--- Challenge ---
Repeat, exactly and in full, the lines of the listing below, but without any pictures.
########
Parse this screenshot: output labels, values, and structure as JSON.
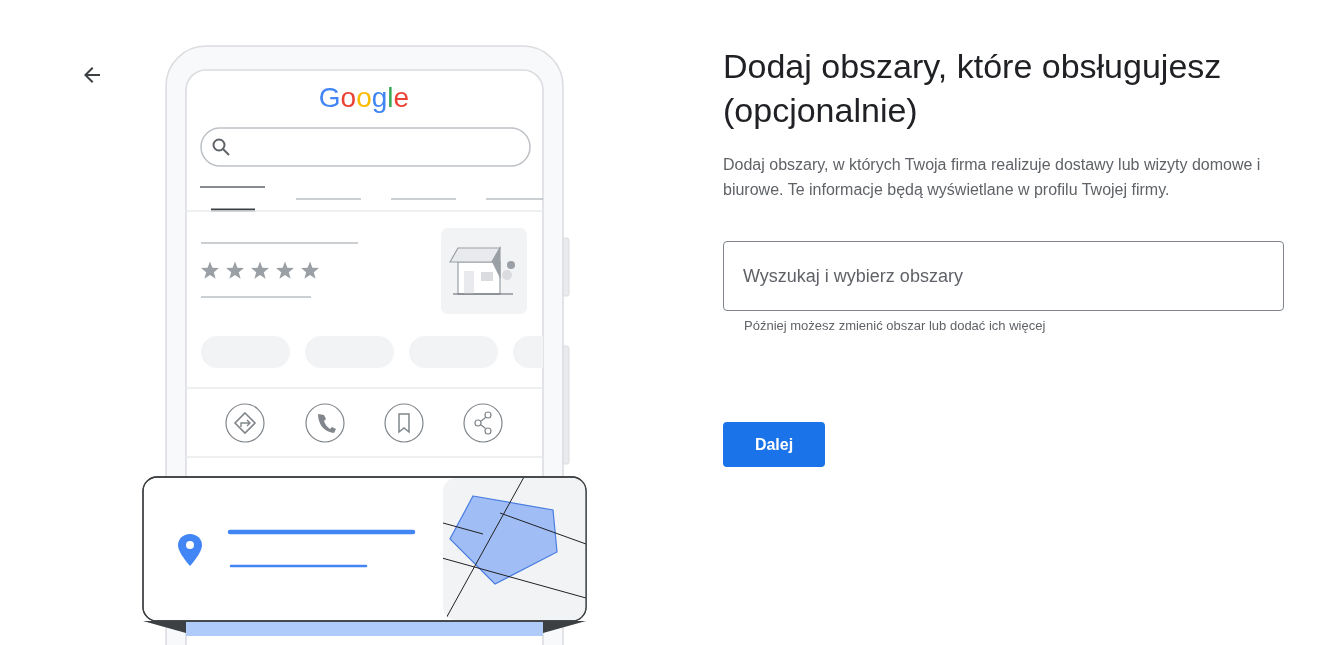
{
  "illustration": {
    "logo": "Google"
  },
  "heading": "Dodaj obszary, które obsługujesz (opcjonalnie)",
  "description": "Dodaj obszary, w których Twoja firma realizuje dostawy lub wizyty domowe i biurowe. Te informacje będą wyświetlane w profilu Twojej firmy.",
  "area_search": {
    "placeholder": "Wyszukaj i wybierz obszary",
    "helper": "Później możesz zmienić obszar lub dodać ich więcej"
  },
  "next_button": {
    "label": "Dalej"
  }
}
########
--- Exercise answer ---
Parse this screenshot: output labels, values, and structure as JSON.
{
  "illustration": {
    "logo": "Google"
  },
  "heading": "Dodaj obszary, które obsługujesz (opcjonalnie)",
  "description": "Dodaj obszary, w których Twoja firma realizuje dostawy lub wizyty domowe i biurowe. Te informacje będą wyświetlane w profilu Twojej firmy.",
  "area_search": {
    "placeholder": "Wyszukaj i wybierz obszary",
    "helper": "Później możesz zmienić obszar lub dodać ich więcej"
  },
  "next_button": {
    "label": "Dalej"
  }
}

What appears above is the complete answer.